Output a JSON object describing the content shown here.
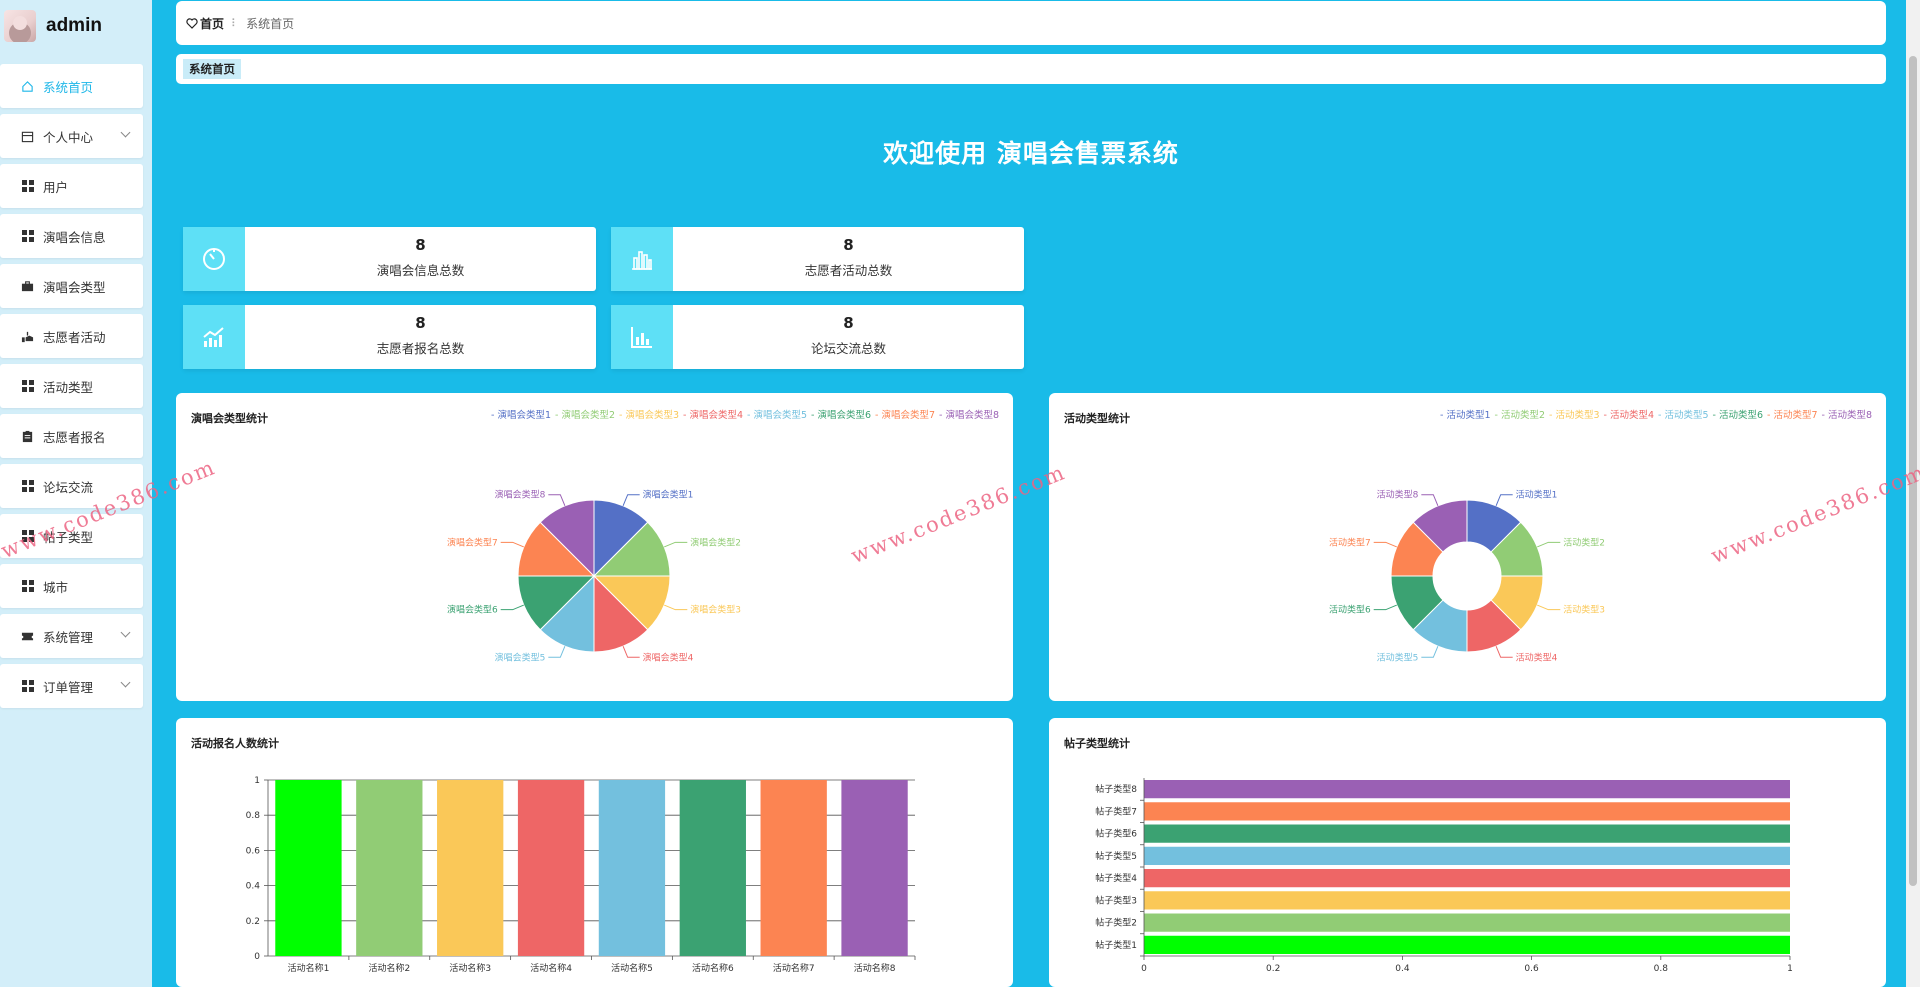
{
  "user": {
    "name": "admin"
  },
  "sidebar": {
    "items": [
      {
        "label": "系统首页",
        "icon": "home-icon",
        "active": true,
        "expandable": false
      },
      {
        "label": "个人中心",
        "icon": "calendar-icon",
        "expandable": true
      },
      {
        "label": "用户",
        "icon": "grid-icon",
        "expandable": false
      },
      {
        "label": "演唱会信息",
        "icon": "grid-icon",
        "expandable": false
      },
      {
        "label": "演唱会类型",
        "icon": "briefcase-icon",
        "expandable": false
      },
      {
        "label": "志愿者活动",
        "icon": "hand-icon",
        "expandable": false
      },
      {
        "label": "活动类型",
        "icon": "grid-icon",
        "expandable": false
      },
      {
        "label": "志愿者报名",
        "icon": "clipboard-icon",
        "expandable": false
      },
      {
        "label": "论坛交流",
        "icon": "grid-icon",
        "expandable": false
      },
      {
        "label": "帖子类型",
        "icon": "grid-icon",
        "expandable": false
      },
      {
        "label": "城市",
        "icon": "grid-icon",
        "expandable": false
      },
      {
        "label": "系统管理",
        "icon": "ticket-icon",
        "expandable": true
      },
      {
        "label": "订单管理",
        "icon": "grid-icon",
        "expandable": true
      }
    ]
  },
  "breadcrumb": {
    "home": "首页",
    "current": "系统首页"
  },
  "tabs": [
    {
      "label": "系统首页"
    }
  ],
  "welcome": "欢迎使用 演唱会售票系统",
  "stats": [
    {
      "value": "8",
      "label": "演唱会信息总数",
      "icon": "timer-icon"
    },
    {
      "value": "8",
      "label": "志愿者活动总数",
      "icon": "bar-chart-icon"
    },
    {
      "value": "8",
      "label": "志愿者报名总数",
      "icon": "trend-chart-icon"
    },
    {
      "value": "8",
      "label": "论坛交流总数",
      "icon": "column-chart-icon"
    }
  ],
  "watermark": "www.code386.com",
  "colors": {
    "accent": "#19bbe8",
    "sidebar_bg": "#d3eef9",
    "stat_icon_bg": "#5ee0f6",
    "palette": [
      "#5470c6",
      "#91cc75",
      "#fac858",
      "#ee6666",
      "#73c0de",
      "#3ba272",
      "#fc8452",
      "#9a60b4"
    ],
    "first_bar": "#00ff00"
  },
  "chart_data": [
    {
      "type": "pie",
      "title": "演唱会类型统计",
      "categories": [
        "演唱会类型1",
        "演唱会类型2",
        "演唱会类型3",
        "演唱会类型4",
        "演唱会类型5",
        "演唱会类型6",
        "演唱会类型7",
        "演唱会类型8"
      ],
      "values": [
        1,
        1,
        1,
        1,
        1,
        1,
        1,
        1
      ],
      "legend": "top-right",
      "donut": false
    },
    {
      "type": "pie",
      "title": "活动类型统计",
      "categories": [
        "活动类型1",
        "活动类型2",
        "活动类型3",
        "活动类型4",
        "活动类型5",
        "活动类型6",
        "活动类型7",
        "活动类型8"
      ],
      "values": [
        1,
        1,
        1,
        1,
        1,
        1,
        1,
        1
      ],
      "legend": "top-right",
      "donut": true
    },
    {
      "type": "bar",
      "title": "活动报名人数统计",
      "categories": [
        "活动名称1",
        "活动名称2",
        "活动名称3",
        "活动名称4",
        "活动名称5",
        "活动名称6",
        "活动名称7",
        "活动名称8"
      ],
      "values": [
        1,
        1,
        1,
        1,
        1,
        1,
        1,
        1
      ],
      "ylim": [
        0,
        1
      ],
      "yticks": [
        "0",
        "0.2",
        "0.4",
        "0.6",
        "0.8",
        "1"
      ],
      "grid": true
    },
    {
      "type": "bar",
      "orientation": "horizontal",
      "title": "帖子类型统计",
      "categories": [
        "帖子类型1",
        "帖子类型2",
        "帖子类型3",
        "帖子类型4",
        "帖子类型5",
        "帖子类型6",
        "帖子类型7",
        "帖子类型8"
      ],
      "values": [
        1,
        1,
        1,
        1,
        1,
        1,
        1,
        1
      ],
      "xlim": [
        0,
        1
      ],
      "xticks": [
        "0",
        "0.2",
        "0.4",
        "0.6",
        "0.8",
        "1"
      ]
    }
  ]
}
----------
• WHAT IS ASKED
Each record above should come back exactly the same, only without its pictures.

• RESPONSE
Output a JSON object describing the content shown here.
{
  "user": {
    "name": "admin"
  },
  "sidebar": {
    "items": [
      {
        "label": "系统首页",
        "icon": "home-icon",
        "active": true,
        "expandable": false
      },
      {
        "label": "个人中心",
        "icon": "calendar-icon",
        "expandable": true
      },
      {
        "label": "用户",
        "icon": "grid-icon",
        "expandable": false
      },
      {
        "label": "演唱会信息",
        "icon": "grid-icon",
        "expandable": false
      },
      {
        "label": "演唱会类型",
        "icon": "briefcase-icon",
        "expandable": false
      },
      {
        "label": "志愿者活动",
        "icon": "hand-icon",
        "expandable": false
      },
      {
        "label": "活动类型",
        "icon": "grid-icon",
        "expandable": false
      },
      {
        "label": "志愿者报名",
        "icon": "clipboard-icon",
        "expandable": false
      },
      {
        "label": "论坛交流",
        "icon": "grid-icon",
        "expandable": false
      },
      {
        "label": "帖子类型",
        "icon": "grid-icon",
        "expandable": false
      },
      {
        "label": "城市",
        "icon": "grid-icon",
        "expandable": false
      },
      {
        "label": "系统管理",
        "icon": "ticket-icon",
        "expandable": true
      },
      {
        "label": "订单管理",
        "icon": "grid-icon",
        "expandable": true
      }
    ]
  },
  "breadcrumb": {
    "home": "首页",
    "current": "系统首页"
  },
  "tabs": [
    {
      "label": "系统首页"
    }
  ],
  "welcome": "欢迎使用 演唱会售票系统",
  "stats": [
    {
      "value": "8",
      "label": "演唱会信息总数",
      "icon": "timer-icon"
    },
    {
      "value": "8",
      "label": "志愿者活动总数",
      "icon": "bar-chart-icon"
    },
    {
      "value": "8",
      "label": "志愿者报名总数",
      "icon": "trend-chart-icon"
    },
    {
      "value": "8",
      "label": "论坛交流总数",
      "icon": "column-chart-icon"
    }
  ],
  "watermark": "www.code386.com",
  "colors": {
    "accent": "#19bbe8",
    "sidebar_bg": "#d3eef9",
    "stat_icon_bg": "#5ee0f6",
    "palette": [
      "#5470c6",
      "#91cc75",
      "#fac858",
      "#ee6666",
      "#73c0de",
      "#3ba272",
      "#fc8452",
      "#9a60b4"
    ],
    "first_bar": "#00ff00"
  },
  "chart_data": [
    {
      "type": "pie",
      "title": "演唱会类型统计",
      "categories": [
        "演唱会类型1",
        "演唱会类型2",
        "演唱会类型3",
        "演唱会类型4",
        "演唱会类型5",
        "演唱会类型6",
        "演唱会类型7",
        "演唱会类型8"
      ],
      "values": [
        1,
        1,
        1,
        1,
        1,
        1,
        1,
        1
      ],
      "legend": "top-right",
      "donut": false
    },
    {
      "type": "pie",
      "title": "活动类型统计",
      "categories": [
        "活动类型1",
        "活动类型2",
        "活动类型3",
        "活动类型4",
        "活动类型5",
        "活动类型6",
        "活动类型7",
        "活动类型8"
      ],
      "values": [
        1,
        1,
        1,
        1,
        1,
        1,
        1,
        1
      ],
      "legend": "top-right",
      "donut": true
    },
    {
      "type": "bar",
      "title": "活动报名人数统计",
      "categories": [
        "活动名称1",
        "活动名称2",
        "活动名称3",
        "活动名称4",
        "活动名称5",
        "活动名称6",
        "活动名称7",
        "活动名称8"
      ],
      "values": [
        1,
        1,
        1,
        1,
        1,
        1,
        1,
        1
      ],
      "ylim": [
        0,
        1
      ],
      "yticks": [
        "0",
        "0.2",
        "0.4",
        "0.6",
        "0.8",
        "1"
      ],
      "grid": true
    },
    {
      "type": "bar",
      "orientation": "horizontal",
      "title": "帖子类型统计",
      "categories": [
        "帖子类型1",
        "帖子类型2",
        "帖子类型3",
        "帖子类型4",
        "帖子类型5",
        "帖子类型6",
        "帖子类型7",
        "帖子类型8"
      ],
      "values": [
        1,
        1,
        1,
        1,
        1,
        1,
        1,
        1
      ],
      "xlim": [
        0,
        1
      ],
      "xticks": [
        "0",
        "0.2",
        "0.4",
        "0.6",
        "0.8",
        "1"
      ]
    }
  ]
}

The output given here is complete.